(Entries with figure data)
"""
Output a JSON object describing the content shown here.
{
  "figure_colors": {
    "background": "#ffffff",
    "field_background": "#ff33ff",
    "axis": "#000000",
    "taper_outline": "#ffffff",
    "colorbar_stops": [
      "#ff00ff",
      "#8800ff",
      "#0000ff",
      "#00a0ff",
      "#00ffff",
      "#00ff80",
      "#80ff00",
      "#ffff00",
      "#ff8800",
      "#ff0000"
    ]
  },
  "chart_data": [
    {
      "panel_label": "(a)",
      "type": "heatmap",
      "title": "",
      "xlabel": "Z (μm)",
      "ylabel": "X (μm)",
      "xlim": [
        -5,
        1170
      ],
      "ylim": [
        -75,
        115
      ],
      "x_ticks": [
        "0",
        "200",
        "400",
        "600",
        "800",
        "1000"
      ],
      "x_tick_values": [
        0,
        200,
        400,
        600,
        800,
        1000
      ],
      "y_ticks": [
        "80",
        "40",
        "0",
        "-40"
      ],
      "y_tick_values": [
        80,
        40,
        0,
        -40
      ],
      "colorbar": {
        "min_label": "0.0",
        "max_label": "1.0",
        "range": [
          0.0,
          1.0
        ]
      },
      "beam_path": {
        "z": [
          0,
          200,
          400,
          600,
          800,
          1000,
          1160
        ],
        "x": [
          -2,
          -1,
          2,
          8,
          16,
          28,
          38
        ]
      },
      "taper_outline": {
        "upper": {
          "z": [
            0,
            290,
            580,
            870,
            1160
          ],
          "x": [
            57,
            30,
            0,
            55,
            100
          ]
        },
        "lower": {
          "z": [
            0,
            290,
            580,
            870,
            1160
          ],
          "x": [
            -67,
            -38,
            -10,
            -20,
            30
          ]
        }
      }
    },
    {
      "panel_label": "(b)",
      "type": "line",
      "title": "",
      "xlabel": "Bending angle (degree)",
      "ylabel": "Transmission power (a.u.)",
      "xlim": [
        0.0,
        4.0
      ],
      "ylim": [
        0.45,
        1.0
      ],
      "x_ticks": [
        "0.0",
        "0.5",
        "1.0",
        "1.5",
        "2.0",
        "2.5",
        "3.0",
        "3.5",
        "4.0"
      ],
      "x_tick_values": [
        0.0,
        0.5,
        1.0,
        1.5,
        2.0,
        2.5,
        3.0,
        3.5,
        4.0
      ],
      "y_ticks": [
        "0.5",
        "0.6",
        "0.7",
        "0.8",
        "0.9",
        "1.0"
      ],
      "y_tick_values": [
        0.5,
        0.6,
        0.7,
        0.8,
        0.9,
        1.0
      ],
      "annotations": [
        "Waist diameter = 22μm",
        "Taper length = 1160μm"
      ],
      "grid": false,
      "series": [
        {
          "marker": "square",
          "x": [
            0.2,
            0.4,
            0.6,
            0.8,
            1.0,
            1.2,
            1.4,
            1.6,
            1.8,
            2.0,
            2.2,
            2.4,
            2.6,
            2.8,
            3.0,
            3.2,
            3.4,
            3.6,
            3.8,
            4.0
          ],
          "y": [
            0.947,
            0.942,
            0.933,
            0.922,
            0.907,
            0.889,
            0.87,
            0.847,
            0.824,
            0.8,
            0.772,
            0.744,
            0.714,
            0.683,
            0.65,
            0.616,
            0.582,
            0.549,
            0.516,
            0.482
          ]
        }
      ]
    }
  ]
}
"""
Set down all of the entries exactly, please.

*SOLUTION FOR THIS TASK*
Output a JSON object describing the content shown here.
{
  "figure_colors": {
    "background": "#ffffff",
    "field_background": "#ff33ff",
    "axis": "#000000",
    "taper_outline": "#ffffff",
    "colorbar_stops": [
      "#ff00ff",
      "#8800ff",
      "#0000ff",
      "#00a0ff",
      "#00ffff",
      "#00ff80",
      "#80ff00",
      "#ffff00",
      "#ff8800",
      "#ff0000"
    ]
  },
  "chart_data": [
    {
      "panel_label": "(a)",
      "type": "heatmap",
      "title": "",
      "xlabel": "Z (μm)",
      "ylabel": "X (μm)",
      "xlim": [
        -5,
        1170
      ],
      "ylim": [
        -75,
        115
      ],
      "x_ticks": [
        "0",
        "200",
        "400",
        "600",
        "800",
        "1000"
      ],
      "x_tick_values": [
        0,
        200,
        400,
        600,
        800,
        1000
      ],
      "y_ticks": [
        "80",
        "40",
        "0",
        "-40"
      ],
      "y_tick_values": [
        80,
        40,
        0,
        -40
      ],
      "colorbar": {
        "min_label": "0.0",
        "max_label": "1.0",
        "range": [
          0.0,
          1.0
        ]
      },
      "beam_path": {
        "z": [
          0,
          200,
          400,
          600,
          800,
          1000,
          1160
        ],
        "x": [
          -2,
          -1,
          2,
          8,
          16,
          28,
          38
        ]
      },
      "taper_outline": {
        "upper": {
          "z": [
            0,
            290,
            580,
            870,
            1160
          ],
          "x": [
            57,
            30,
            0,
            55,
            100
          ]
        },
        "lower": {
          "z": [
            0,
            290,
            580,
            870,
            1160
          ],
          "x": [
            -67,
            -38,
            -10,
            -20,
            30
          ]
        }
      }
    },
    {
      "panel_label": "(b)",
      "type": "line",
      "title": "",
      "xlabel": "Bending angle (degree)",
      "ylabel": "Transmission power (a.u.)",
      "xlim": [
        0.0,
        4.0
      ],
      "ylim": [
        0.45,
        1.0
      ],
      "x_ticks": [
        "0.0",
        "0.5",
        "1.0",
        "1.5",
        "2.0",
        "2.5",
        "3.0",
        "3.5",
        "4.0"
      ],
      "x_tick_values": [
        0.0,
        0.5,
        1.0,
        1.5,
        2.0,
        2.5,
        3.0,
        3.5,
        4.0
      ],
      "y_ticks": [
        "0.5",
        "0.6",
        "0.7",
        "0.8",
        "0.9",
        "1.0"
      ],
      "y_tick_values": [
        0.5,
        0.6,
        0.7,
        0.8,
        0.9,
        1.0
      ],
      "annotations": [
        "Waist diameter = 22μm",
        "Taper length = 1160μm"
      ],
      "grid": false,
      "series": [
        {
          "marker": "square",
          "x": [
            0.2,
            0.4,
            0.6,
            0.8,
            1.0,
            1.2,
            1.4,
            1.6,
            1.8,
            2.0,
            2.2,
            2.4,
            2.6,
            2.8,
            3.0,
            3.2,
            3.4,
            3.6,
            3.8,
            4.0
          ],
          "y": [
            0.947,
            0.942,
            0.933,
            0.922,
            0.907,
            0.889,
            0.87,
            0.847,
            0.824,
            0.8,
            0.772,
            0.744,
            0.714,
            0.683,
            0.65,
            0.616,
            0.582,
            0.549,
            0.516,
            0.482
          ]
        }
      ]
    }
  ]
}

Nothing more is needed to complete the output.